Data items
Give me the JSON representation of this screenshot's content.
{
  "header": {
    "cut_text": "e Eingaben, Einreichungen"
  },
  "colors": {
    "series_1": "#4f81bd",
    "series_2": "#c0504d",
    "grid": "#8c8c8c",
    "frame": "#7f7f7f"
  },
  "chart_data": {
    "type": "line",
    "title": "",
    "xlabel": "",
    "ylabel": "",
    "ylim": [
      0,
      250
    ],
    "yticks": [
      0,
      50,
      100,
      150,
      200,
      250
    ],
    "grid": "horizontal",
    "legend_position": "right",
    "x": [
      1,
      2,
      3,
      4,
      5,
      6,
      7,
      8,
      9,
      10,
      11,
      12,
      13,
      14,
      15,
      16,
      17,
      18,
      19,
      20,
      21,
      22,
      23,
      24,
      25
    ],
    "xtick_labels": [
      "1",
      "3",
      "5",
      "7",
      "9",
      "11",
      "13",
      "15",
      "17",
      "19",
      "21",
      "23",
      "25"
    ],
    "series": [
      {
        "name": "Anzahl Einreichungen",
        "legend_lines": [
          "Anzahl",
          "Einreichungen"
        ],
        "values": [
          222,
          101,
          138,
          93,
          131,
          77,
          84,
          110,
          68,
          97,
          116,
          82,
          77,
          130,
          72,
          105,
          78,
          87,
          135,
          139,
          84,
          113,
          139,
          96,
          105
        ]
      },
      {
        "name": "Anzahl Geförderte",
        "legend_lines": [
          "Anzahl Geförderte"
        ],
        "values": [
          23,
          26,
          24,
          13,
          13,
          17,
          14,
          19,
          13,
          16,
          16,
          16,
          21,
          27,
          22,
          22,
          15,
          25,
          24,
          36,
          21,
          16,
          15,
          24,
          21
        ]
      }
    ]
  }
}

**Instructions for the task:** Of all the lines above, how many contain the word "name"? Answer with only the number.

**Worked answer:** 2